Given records:
Start
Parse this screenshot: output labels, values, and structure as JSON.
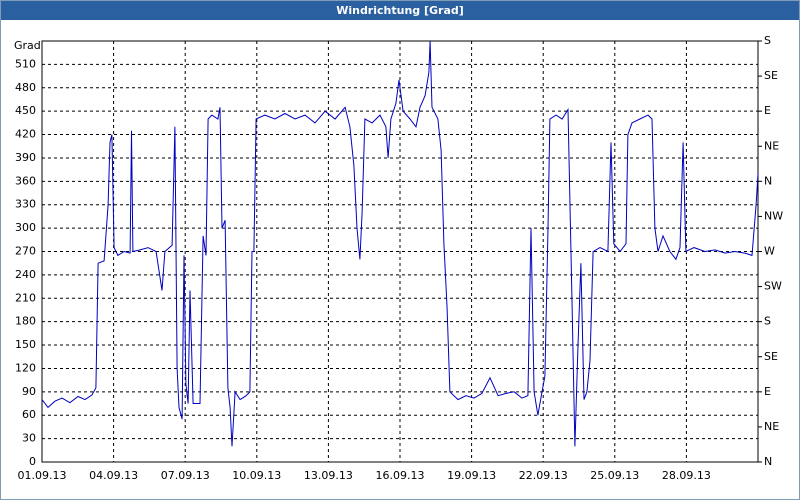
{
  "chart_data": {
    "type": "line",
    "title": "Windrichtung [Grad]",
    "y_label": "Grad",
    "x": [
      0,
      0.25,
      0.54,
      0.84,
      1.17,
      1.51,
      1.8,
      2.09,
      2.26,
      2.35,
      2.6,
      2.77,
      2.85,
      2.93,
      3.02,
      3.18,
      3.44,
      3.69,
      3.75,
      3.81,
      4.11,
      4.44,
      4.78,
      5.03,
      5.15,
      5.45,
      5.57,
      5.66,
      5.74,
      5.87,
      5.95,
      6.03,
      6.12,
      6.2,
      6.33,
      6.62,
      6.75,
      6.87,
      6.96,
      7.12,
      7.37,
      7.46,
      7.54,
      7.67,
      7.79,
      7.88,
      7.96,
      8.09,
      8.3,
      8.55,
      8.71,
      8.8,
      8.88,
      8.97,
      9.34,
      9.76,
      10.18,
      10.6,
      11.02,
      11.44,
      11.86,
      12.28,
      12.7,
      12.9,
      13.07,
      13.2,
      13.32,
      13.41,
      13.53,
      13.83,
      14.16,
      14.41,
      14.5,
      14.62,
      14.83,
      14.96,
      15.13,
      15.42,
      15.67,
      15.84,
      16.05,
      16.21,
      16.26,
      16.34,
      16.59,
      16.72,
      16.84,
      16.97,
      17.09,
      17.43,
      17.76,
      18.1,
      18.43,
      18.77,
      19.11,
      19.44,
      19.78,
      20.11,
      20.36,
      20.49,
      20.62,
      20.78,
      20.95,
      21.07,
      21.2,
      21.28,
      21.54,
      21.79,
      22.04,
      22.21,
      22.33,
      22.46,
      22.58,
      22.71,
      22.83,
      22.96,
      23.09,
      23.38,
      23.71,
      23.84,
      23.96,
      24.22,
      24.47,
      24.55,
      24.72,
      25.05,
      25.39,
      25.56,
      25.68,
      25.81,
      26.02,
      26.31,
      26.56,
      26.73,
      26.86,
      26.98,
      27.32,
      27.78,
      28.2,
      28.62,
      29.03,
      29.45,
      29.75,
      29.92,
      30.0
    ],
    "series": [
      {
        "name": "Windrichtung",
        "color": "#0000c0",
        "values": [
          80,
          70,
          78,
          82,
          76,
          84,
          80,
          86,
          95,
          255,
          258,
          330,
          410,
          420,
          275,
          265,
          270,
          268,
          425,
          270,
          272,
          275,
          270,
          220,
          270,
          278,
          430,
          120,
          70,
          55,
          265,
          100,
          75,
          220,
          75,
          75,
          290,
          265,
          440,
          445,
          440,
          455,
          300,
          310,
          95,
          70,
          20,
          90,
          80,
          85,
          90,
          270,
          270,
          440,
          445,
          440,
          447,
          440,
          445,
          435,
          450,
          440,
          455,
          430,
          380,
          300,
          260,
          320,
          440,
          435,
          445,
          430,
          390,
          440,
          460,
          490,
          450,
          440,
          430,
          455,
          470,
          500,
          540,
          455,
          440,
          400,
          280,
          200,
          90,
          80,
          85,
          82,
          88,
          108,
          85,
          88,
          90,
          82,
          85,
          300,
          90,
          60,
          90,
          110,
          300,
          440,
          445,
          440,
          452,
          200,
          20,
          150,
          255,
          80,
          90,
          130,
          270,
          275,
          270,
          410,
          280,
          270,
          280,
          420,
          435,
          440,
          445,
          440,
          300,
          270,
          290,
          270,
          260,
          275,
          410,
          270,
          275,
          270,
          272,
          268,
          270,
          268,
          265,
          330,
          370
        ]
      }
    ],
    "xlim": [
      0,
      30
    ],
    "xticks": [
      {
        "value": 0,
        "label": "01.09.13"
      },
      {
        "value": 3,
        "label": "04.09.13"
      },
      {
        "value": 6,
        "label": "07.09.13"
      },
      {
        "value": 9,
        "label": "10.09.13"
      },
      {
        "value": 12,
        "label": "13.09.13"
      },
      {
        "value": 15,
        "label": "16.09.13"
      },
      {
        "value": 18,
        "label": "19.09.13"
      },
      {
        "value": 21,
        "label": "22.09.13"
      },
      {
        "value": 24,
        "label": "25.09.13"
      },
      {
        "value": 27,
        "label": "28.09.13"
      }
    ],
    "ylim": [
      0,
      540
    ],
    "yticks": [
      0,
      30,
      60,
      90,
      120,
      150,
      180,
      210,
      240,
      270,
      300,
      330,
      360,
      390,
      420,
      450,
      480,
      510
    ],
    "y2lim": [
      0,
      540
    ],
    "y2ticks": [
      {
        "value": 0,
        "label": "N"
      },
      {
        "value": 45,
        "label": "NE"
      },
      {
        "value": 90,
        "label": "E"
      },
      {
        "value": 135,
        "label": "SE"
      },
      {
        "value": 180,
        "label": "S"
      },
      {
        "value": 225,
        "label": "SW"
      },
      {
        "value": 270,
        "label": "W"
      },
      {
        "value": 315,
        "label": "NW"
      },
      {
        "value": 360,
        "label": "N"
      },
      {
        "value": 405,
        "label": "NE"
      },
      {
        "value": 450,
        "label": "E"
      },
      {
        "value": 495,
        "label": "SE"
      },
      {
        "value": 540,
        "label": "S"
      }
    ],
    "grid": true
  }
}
End
Problem:
Show, from the listing above, each line that contains the word "Grad".

Exercise solution:
    "title": "Windrichtung [Grad]",
    "y_label": "Grad",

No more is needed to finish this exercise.